Entries from a dataset
»»

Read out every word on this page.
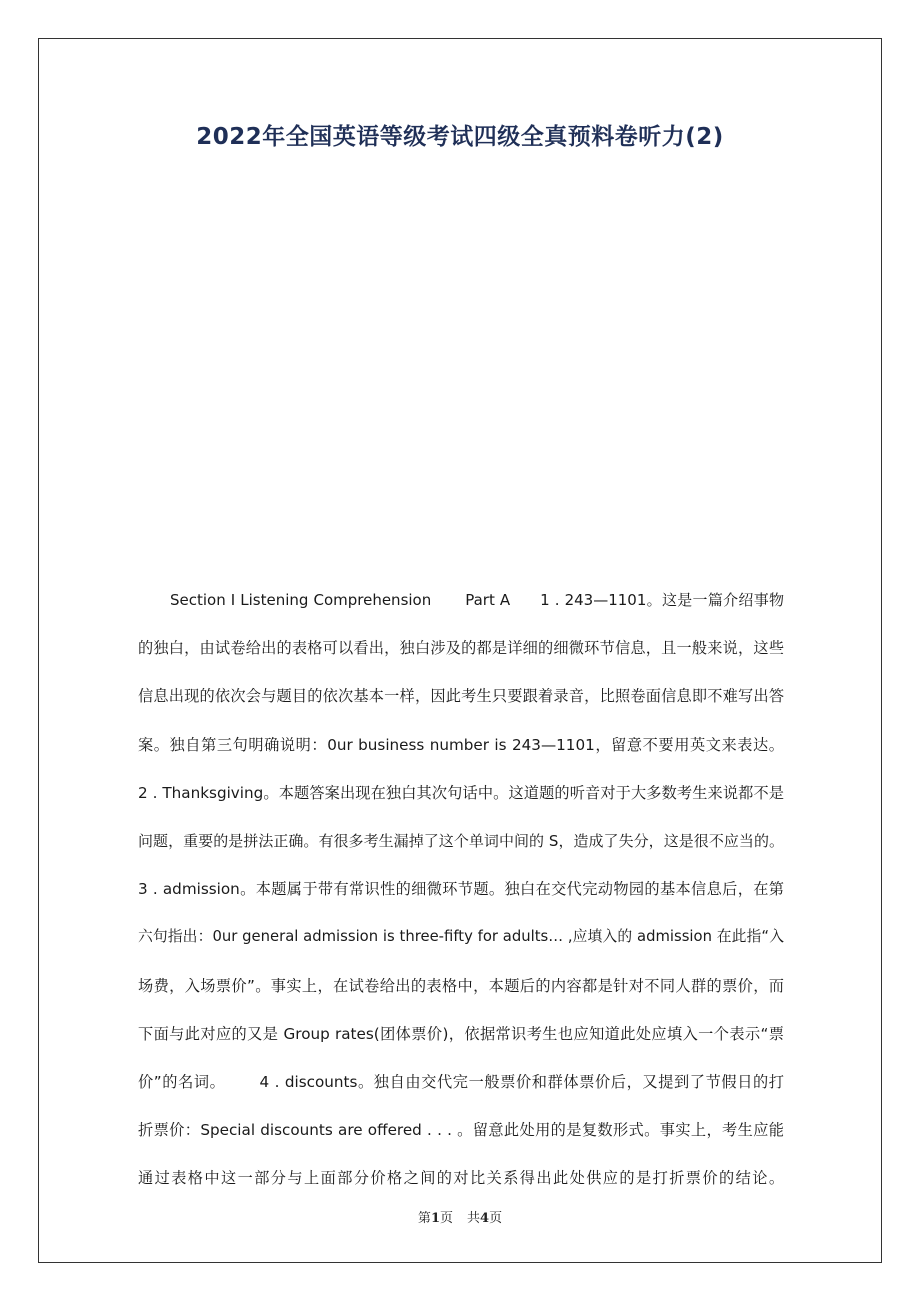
2022年全国英语等级考试四级全真预料卷听力(2)
Section I Listening Comprehension Part A 1 . 243—1101。这是一篇介绍事物
的独白，由试卷给出的表格可以看出，独白涉及的都是详细的细微环节信息，且一般来说，这些
信息出现的依次会与题目的依次基本一样，因此考生只要跟着录音，比照卷面信息即不难写出答
案。独自第三句明确说明：0ur business number is 243—1101，留意不要用英文来表达。
2 . Thanksgiving。本题答案出现在独白其次句话中。这道题的听音对于大多数考生来说都不是
问题，重要的是拼法正确。有很多考生漏掉了这个单词中间的 S，造成了失分，这是很不应当的。
3 . admission。本题属于带有常识性的细微环节题。独白在交代完动物园的基本信息后，在第
六句指出：0ur general admission is three-fifty for adults… ,应填入的 admission 在此指“入
场费，入场票价”。事实上，在试卷给出的表格中，本题后的内容都是针对不同人群的票价，而
下面与此对应的又是 Group rates(团体票价)，依据常识考生也应知道此处应填入一个表示“票
价”的名词。 4 . discounts。独自由交代完一般票价和群体票价后，又提到了节假日的打
折票价：Special discounts are offered . . . 。留意此处用的是复数形式。事实上，考生应能
通过表格中这一部分与上面部分价格之间的对比关系得出此处供应的是打折票价的结论。
第1页 共4页
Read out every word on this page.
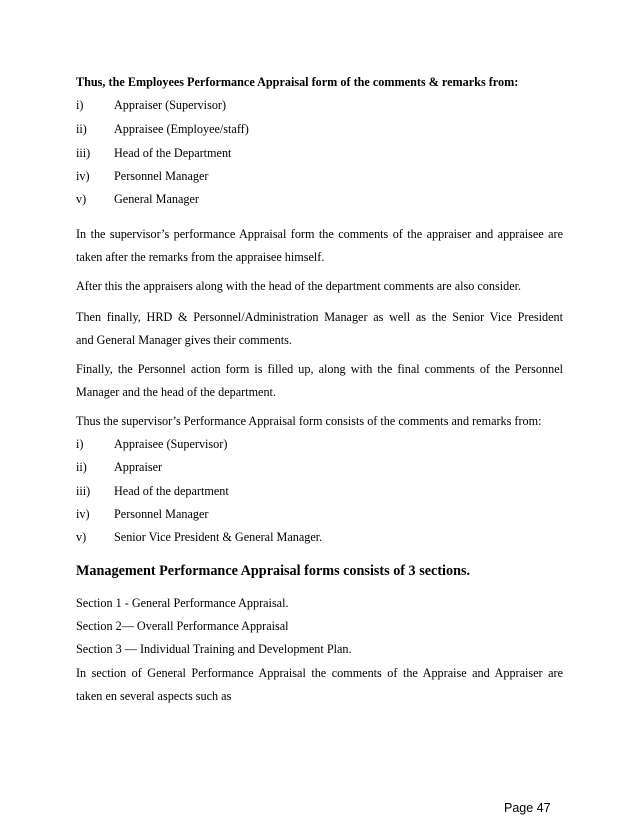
Thus, the Employees Performance Appraisal form of the comments & remarks from:
i)	Appraiser (Supervisor)
ii) Appraisee (Employee/staff)
iii) Head of the Department
iv) Personnel Manager
v) General Manager
In the supervisor’s performance Appraisal form the comments of the appraiser and appraisee are
taken after the remarks from the appraisee himself.
After this the appraisers along with the head of the department comments are also consider.
Then finally, HRD & Personnel/Administration Manager as well as the Senior Vice President
and General Manager gives their comments.
Finally, the Personnel action form is filled up, along with the final comments of the Personnel
Manager and the head of the department.
Thus the supervisor’s Performance Appraisal form consists of the comments and remarks from:
i)	Appraisee (Supervisor)
ii) Appraiser
iii) Head of the department
iv) Personnel Manager
v) Senior Vice President & General Manager.
Management Performance Appraisal forms consists of 3 sections.
Section 1 - General Performance Appraisal.
Section 2— Overall Performance Appraisal
Section 3 — Individual Training and Development Plan.
In section of General Performance Appraisal the comments of the Appraise and Appraiser are
taken en several aspects such as
Page 47
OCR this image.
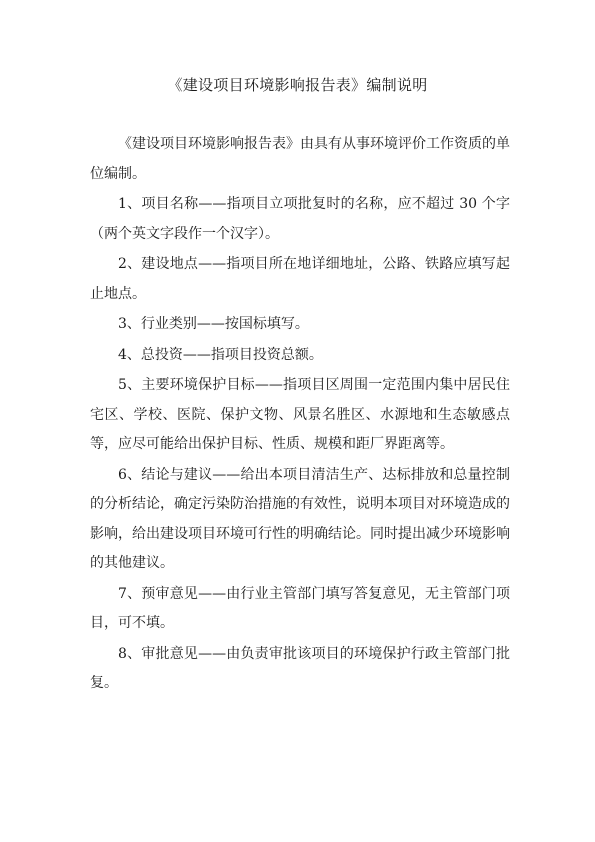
《建设项目环境影响报告表》编制说明

《建设项目环境影响报告表》由具有从事环境评价工作资质的单位编制。

1、项目名称——指项目立项批复时的名称，应不超过 30 个字（两个英文字段作一个汉字）。

2、建设地点——指项目所在地详细地址，公路、铁路应填写起止地点。

3、行业类别——按国标填写。

4、总投资——指项目投资总额。

5、主要环境保护目标——指项目区周围一定范围内集中居民住宅区、学校、医院、保护文物、风景名胜区、水源地和生态敏感点等，应尽可能给出保护目标、性质、规模和距厂界距离等。

6、结论与建议——给出本项目清洁生产、达标排放和总量控制的分析结论，确定污染防治措施的有效性，说明本项目对环境造成的影响，给出建设项目环境可行性的明确结论。同时提出减少环境影响的其他建议。

7、预审意见——由行业主管部门填写答复意见，无主管部门项目，可不填。

8、审批意见——由负责审批该项目的环境保护行政主管部门批复。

««

Stated task » Identify and copy all lines with the word "Vice".

Exercise solution »
Then finally, HRD & Personnel/Administration Manager as well as the Senior Vice President
v) Senior Vice President & General Manager.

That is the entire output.